**Saved data entries:**
————

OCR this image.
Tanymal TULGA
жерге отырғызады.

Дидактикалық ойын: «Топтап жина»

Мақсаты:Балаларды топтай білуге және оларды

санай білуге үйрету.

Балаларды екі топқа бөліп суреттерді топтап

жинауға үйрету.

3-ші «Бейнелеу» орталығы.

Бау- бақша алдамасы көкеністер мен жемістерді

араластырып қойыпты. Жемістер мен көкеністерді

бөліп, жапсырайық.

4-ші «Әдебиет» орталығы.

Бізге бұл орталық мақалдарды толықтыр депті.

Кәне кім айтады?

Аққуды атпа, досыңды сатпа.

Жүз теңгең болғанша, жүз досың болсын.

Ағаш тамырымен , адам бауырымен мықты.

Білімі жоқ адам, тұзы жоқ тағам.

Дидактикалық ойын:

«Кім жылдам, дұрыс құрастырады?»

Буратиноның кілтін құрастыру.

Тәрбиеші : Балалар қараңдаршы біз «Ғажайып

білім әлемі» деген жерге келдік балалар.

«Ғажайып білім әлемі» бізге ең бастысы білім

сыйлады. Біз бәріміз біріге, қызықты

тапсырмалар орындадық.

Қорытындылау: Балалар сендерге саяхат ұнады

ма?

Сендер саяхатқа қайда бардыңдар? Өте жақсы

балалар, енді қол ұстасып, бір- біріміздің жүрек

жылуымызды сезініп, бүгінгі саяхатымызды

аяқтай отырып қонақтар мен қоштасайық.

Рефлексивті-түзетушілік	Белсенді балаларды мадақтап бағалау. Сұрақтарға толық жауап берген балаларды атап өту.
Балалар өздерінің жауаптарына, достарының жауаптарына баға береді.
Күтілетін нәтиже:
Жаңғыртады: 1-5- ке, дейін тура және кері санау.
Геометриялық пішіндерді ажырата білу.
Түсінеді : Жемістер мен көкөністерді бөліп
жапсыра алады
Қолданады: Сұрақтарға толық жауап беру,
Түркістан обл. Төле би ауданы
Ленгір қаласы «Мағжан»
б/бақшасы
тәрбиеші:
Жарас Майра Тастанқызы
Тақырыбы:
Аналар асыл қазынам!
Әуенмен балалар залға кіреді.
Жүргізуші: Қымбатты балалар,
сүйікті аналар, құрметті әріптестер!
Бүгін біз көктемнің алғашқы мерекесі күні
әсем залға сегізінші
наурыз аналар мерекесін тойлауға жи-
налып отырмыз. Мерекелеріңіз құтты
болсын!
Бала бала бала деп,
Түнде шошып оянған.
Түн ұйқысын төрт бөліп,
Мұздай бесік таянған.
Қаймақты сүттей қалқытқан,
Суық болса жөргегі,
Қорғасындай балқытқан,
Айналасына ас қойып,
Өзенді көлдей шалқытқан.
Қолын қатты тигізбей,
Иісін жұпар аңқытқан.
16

————

**Given problem:** Pull out all lines from the entries above in which the word "жерге" appears.

**Answer to this exercise:**
жерге отырғызады.
білім әлемі» деген жерге келдік балалар.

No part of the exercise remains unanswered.